PROBLEM REQUIREMENTS:
Give the listing again character for character, but drop the images.

=== THE RECORDS ===

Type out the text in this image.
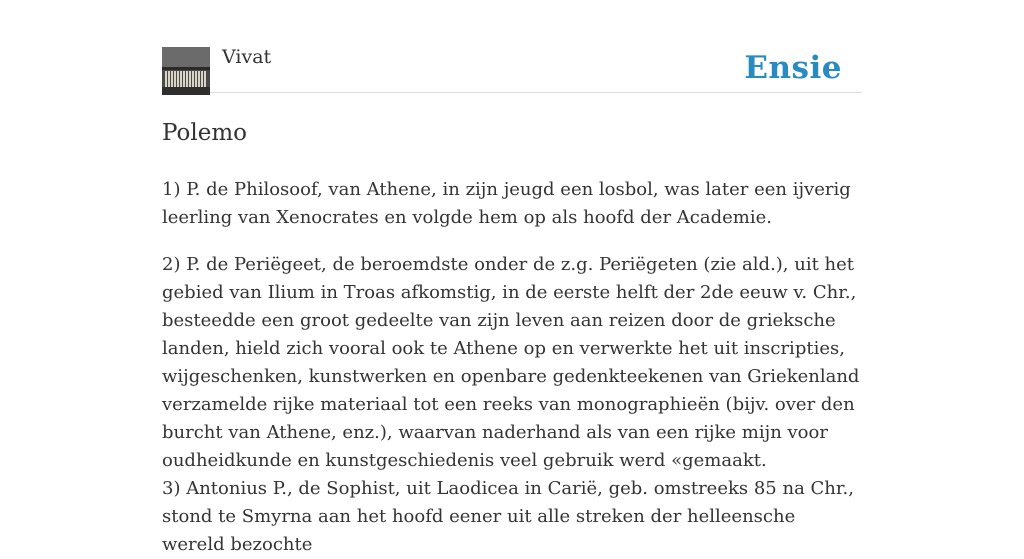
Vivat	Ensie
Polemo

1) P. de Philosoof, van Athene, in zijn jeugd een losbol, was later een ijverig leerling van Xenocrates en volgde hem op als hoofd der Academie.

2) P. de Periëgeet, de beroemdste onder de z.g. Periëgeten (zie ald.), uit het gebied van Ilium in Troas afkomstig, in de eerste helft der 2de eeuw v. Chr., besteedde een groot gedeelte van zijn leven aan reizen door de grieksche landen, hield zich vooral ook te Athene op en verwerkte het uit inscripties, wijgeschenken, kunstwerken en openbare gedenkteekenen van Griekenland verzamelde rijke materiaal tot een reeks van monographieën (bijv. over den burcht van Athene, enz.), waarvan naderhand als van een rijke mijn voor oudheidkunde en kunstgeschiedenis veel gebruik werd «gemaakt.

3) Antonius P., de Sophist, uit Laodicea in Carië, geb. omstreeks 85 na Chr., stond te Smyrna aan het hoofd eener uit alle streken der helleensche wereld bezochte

===

EXERCISE ANSWER:
Type out the text in this image.
Vivat	Ensie
Polemo

1) P. de Philosoof, van Athene, in zijn jeugd een losbol, was later een ijverig leerling van Xenocrates en volgde hem op als hoofd der Academie.

2) P. de Periëgeet, de beroemdste onder de z.g. Periëgeten (zie ald.), uit het gebied van Ilium in Troas afkomstig, in de eerste helft der 2de eeuw v. Chr., besteedde een groot gedeelte van zijn leven aan reizen door de grieksche landen, hield zich vooral ook te Athene op en verwerkte het uit inscripties, wijgeschenken, kunstwerken en openbare gedenkteekenen van Griekenland verzamelde rijke materiaal tot een reeks van monographieën (bijv. over den burcht van Athene, enz.), waarvan naderhand als van een rijke mijn voor oudheidkunde en kunstgeschiedenis veel gebruik werd «gemaakt.

3) Antonius P., de Sophist, uit Laodicea in Carië, geb. omstreeks 85 na Chr., stond te Smyrna aan het hoofd eener uit alle streken der helleensche wereld bezochte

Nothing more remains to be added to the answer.